**TASK TO CARRY OUT**
Reproduce each line, exactly, from the one containing "Parse this screenshot: output" through the end of the material. Exclude pictures.

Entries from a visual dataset
▬▬▬▬▬▬▬▬▬▬

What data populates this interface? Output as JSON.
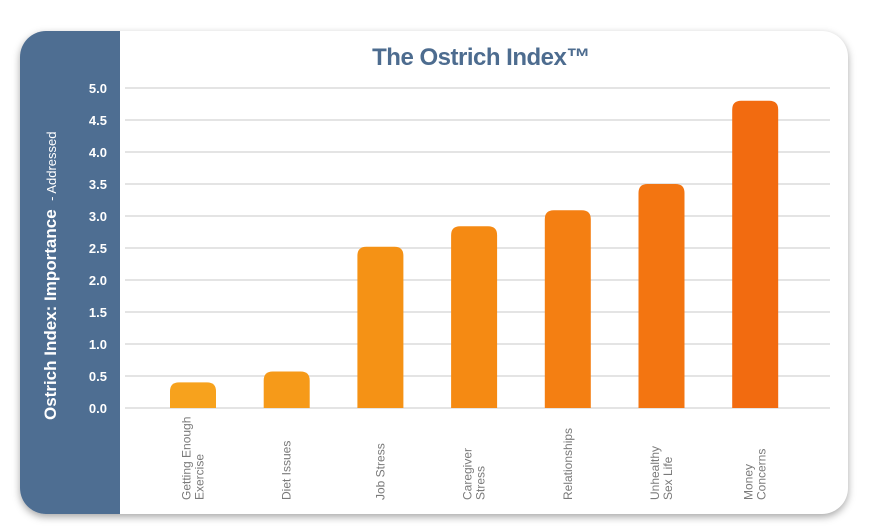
{
  "chart_data": {
    "type": "bar",
    "title": "The Ostrich Index™",
    "ylabel_main": "Ostrich Index: Importance",
    "ylabel_sub": "- Addressed",
    "xlabel": "",
    "ylim": [
      0,
      5
    ],
    "yticks": [
      "5.0",
      "4.5",
      "4.0",
      "3.5",
      "3.0",
      "2.5",
      "2.0",
      "1.5",
      "1.0",
      "0.5",
      "0.0"
    ],
    "grid": true,
    "categories": [
      [
        "Getting Enough",
        "Exercise"
      ],
      [
        "Diet Issues"
      ],
      [
        "Job Stress"
      ],
      [
        "Caregiver",
        "Stress"
      ],
      [
        "Relationships"
      ],
      [
        "Unhealthy",
        "Sex Life"
      ],
      [
        "Money",
        "Concerns"
      ]
    ],
    "values": [
      0.4,
      0.57,
      2.52,
      2.84,
      3.09,
      3.5,
      4.8
    ],
    "bar_colors": [
      "#f7a21d",
      "#f69a19",
      "#f59215",
      "#f58a13",
      "#f47f12",
      "#f37511",
      "#f26b10"
    ]
  },
  "colors": {
    "panel": "#4e6e92",
    "title": "#4d6c8f",
    "grid": "#e4e4e4"
  }
}
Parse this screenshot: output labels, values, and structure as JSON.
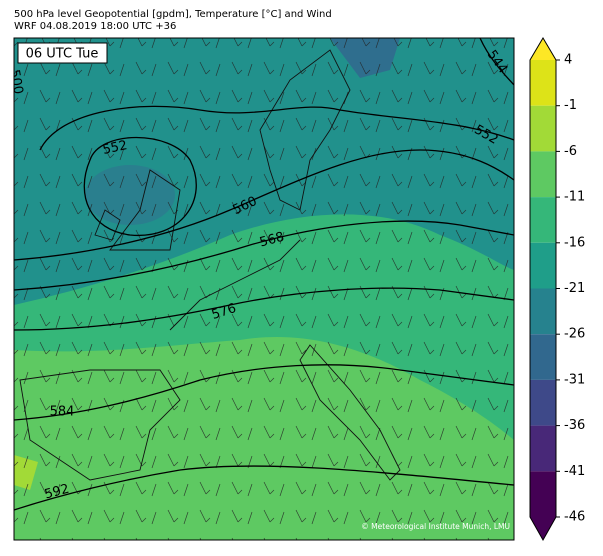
{
  "header": {
    "title": "500 hPa level Geopotential [gpdm], Temperature [°C] and Wind",
    "subtitle": "WRF 04.08.2019 18:00 UTC +36"
  },
  "time_label": "06 UTC Tue",
  "credit": "© Meteorological Institute Munich, LMU",
  "contours": {
    "labels": [
      "552",
      "560",
      "568",
      "576",
      "584",
      "592",
      "544",
      "552",
      "500"
    ]
  },
  "colorbar": {
    "ticks": [
      4,
      -1,
      -6,
      -11,
      -16,
      -21,
      -26,
      -31,
      -36,
      -41,
      -46
    ],
    "colors": [
      "#dde318",
      "#a2da37",
      "#5ec962",
      "#35b779",
      "#1f9e89",
      "#26828e",
      "#31688e",
      "#3e4989",
      "#482878",
      "#440154"
    ],
    "extend_top": "#fde725",
    "extend_bottom": "#440154"
  }
}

▬▬▬▬▬▬▬▬▬▬

**IN RESPONSE**
Parse this screenshot: output labels, values, and structure as JSON.
{
  "header": {
    "title": "500 hPa level Geopotential [gpdm], Temperature [°C] and Wind",
    "subtitle": "WRF 04.08.2019 18:00 UTC +36"
  },
  "time_label": "06 UTC Tue",
  "credit": "© Meteorological Institute Munich, LMU",
  "contours": {
    "labels": [
      "552",
      "560",
      "568",
      "576",
      "584",
      "592",
      "544",
      "552",
      "500"
    ]
  },
  "colorbar": {
    "ticks": [
      4,
      -1,
      -6,
      -11,
      -16,
      -21,
      -26,
      -31,
      -36,
      -41,
      -46
    ],
    "colors": [
      "#dde318",
      "#a2da37",
      "#5ec962",
      "#35b779",
      "#1f9e89",
      "#26828e",
      "#31688e",
      "#3e4989",
      "#482878",
      "#440154"
    ],
    "extend_top": "#fde725",
    "extend_bottom": "#440154"
  }
}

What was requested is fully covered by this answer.